- STATED TASK -
Reply with one number: the count of lines in the records below that hold "JSON".

- DATA FOR THIS EXERCISE -
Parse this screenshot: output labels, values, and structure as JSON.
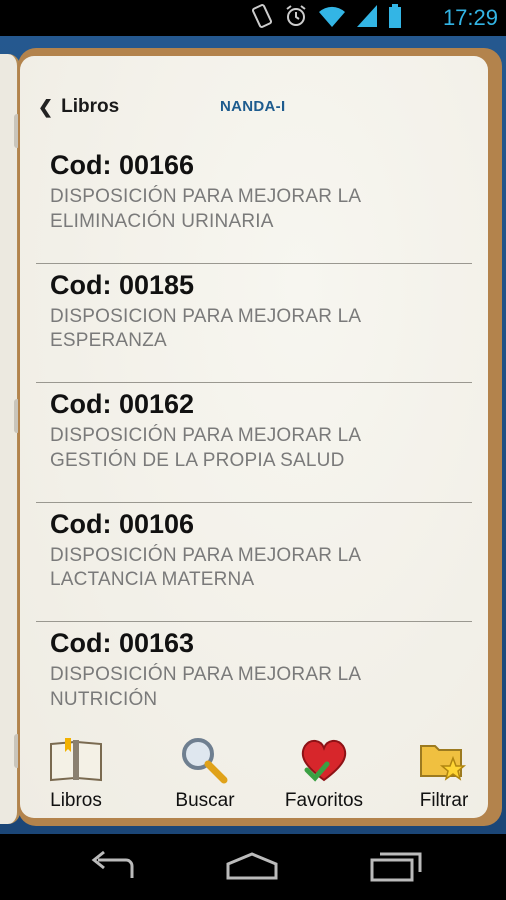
{
  "status_bar": {
    "time": "17:29",
    "icons": [
      "rotation-lock-icon",
      "alarm-icon",
      "wifi-icon",
      "signal-icon",
      "battery-icon"
    ],
    "accent_color": "#33b5e5"
  },
  "header": {
    "back_label": "Libros",
    "title": "NANDA-I"
  },
  "items": [
    {
      "code": "Cod: 00166",
      "desc_line1": "DISPOSICIÓN PARA MEJORAR LA",
      "desc_line2": "ELIMINACIÓN URINARIA"
    },
    {
      "code": "Cod: 00185",
      "desc_line1": "DISPOSICION PARA MEJORAR LA",
      "desc_line2": "ESPERANZA"
    },
    {
      "code": "Cod: 00162",
      "desc_line1": "DISPOSICIÓN PARA MEJORAR LA",
      "desc_line2": "GESTIÓN DE LA PROPIA SALUD"
    },
    {
      "code": "Cod: 00106",
      "desc_line1": "DISPOSICIÓN PARA MEJORAR LA",
      "desc_line2": "LACTANCIA MATERNA"
    },
    {
      "code": "Cod: 00163",
      "desc_line1": "DISPOSICIÓN PARA MEJORAR LA",
      "desc_line2": "NUTRICIÓN"
    }
  ],
  "tabs": {
    "libros": "Libros",
    "buscar": "Buscar",
    "favoritos": "Favoritos",
    "filtrar": "Filtrar"
  },
  "colors": {
    "frame_blue": "#1f4f86",
    "book_leather": "#b3834c",
    "title_blue": "#1d5b8e"
  }
}
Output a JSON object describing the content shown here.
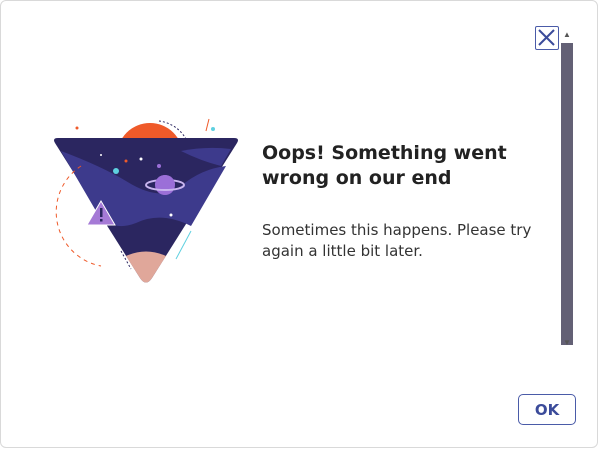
{
  "dialog": {
    "title": "Oops! Something went wrong on our end",
    "message": "Sometimes this happens. Please try again a little bit later.",
    "ok_label": "OK",
    "close_icon": "close-icon"
  },
  "illustration": {
    "icon": "warning-icon",
    "colors": {
      "sky": "#2b2660",
      "nebula": "#3d3a8c",
      "sun": "#ef5a2a",
      "planet": "#9b6fd8",
      "ground": "#e0a79a",
      "warning": "#a57ad6"
    }
  },
  "colors": {
    "accent": "#4a5ba8",
    "scroll_thumb": "#636075"
  }
}
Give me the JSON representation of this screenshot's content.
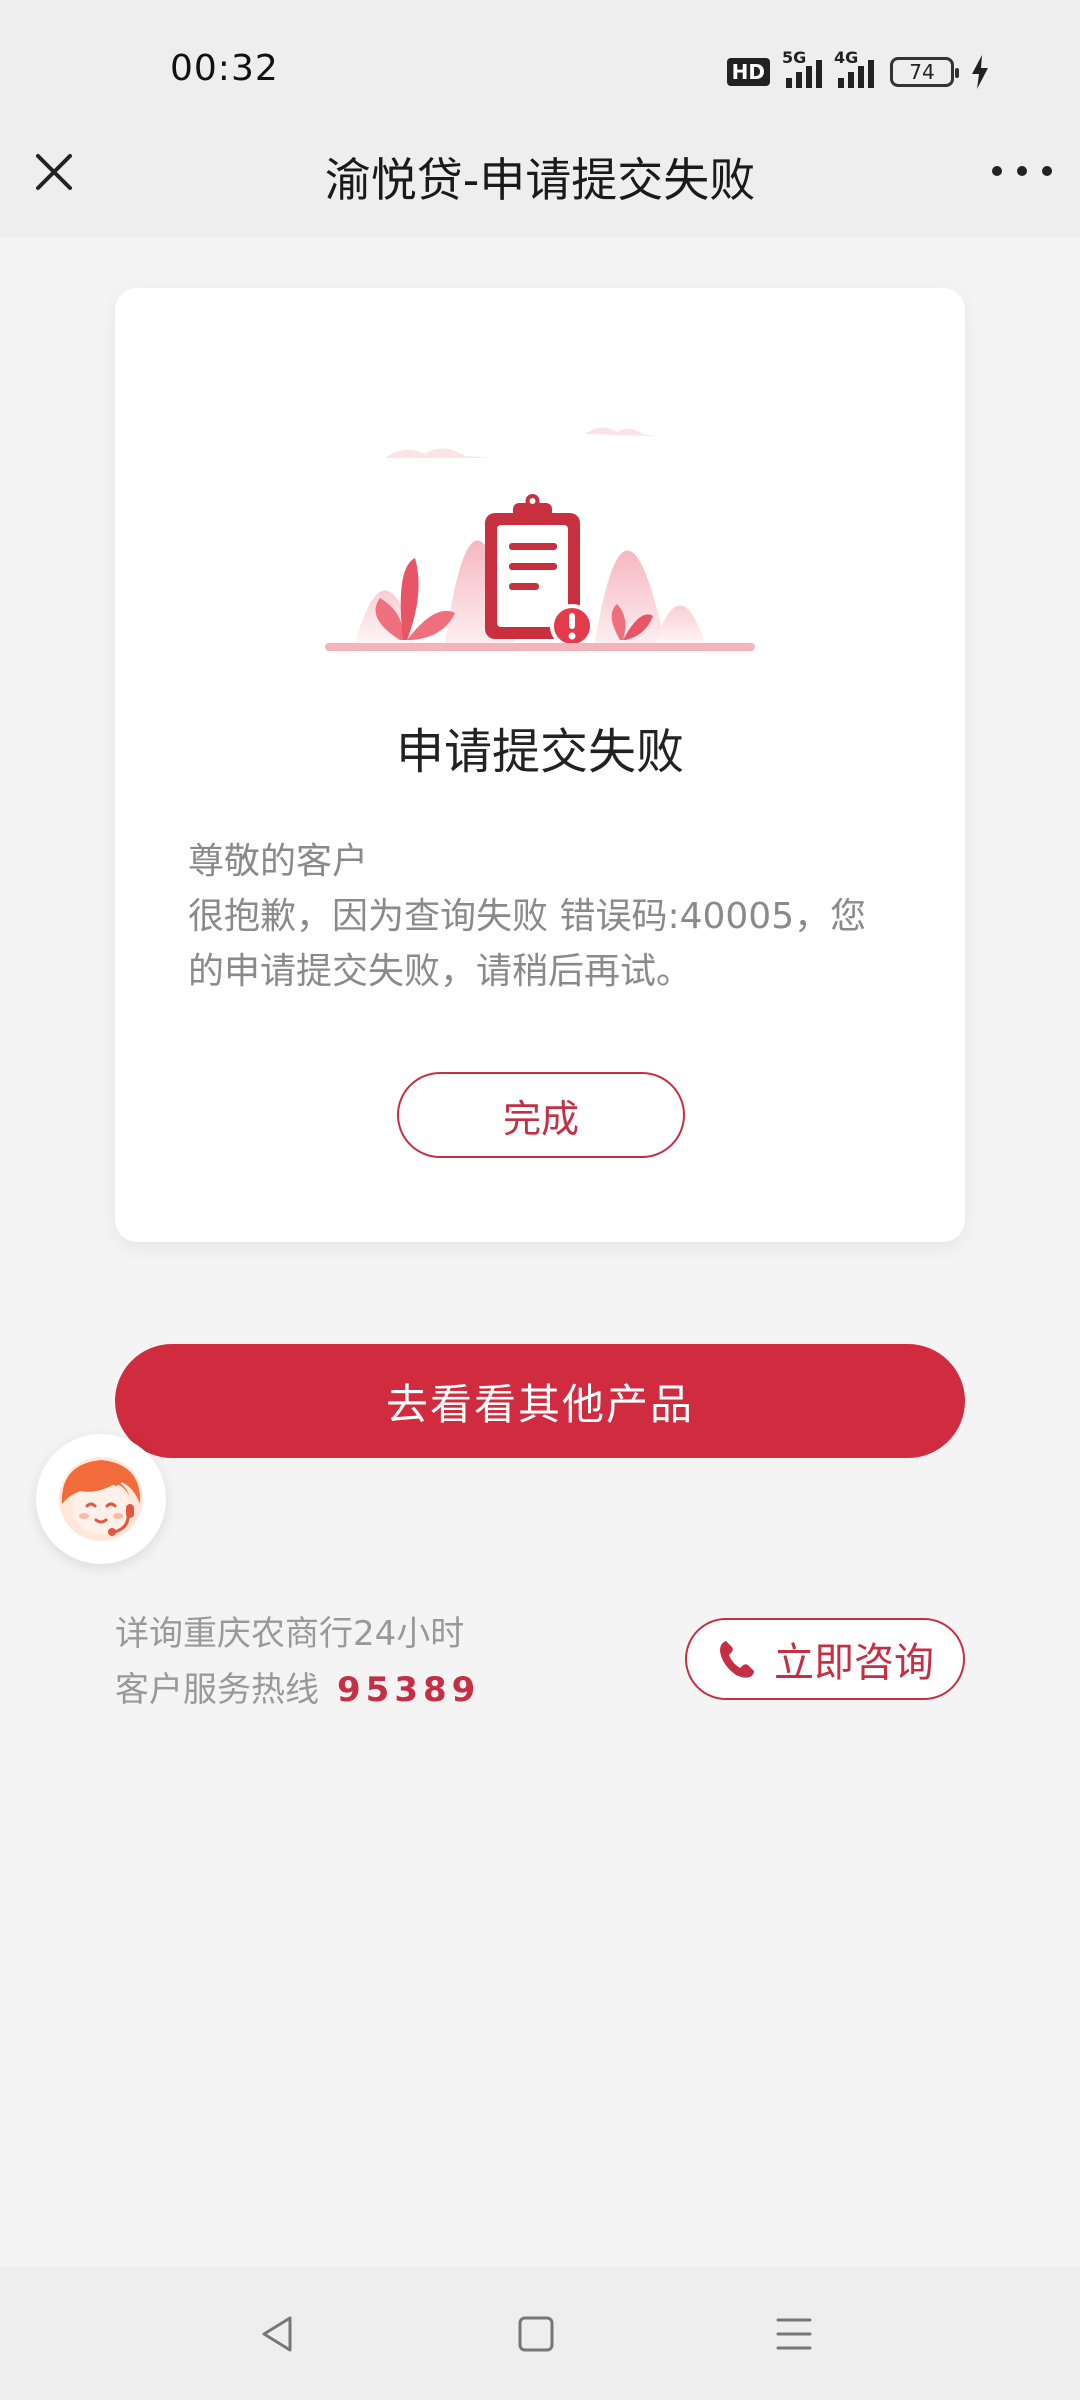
{
  "status_bar": {
    "time": "00:32",
    "hd_label": "HD",
    "signal_1_label": "5G",
    "signal_2_label": "4G",
    "battery": "74"
  },
  "nav": {
    "title": "渝悦贷-申请提交失败",
    "close_icon": "close-icon",
    "more_icon": "more-icon"
  },
  "card": {
    "title": "申请提交失败",
    "greeting": "尊敬的客户",
    "message": "很抱歉，因为查询失败 错误码:40005，您的申请提交失败，请稍后再试。",
    "done_label": "完成"
  },
  "primary_button": "去看看其他产品",
  "hotline": {
    "line1": "详询重庆农商行24小时",
    "line2": "客户服务热线",
    "number": "95389",
    "consult_label": "立即咨询"
  },
  "colors": {
    "accent": "#d02b3e",
    "accent_text": "#c42f44",
    "background": "#f4f4f5"
  }
}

- THE RESULT -
3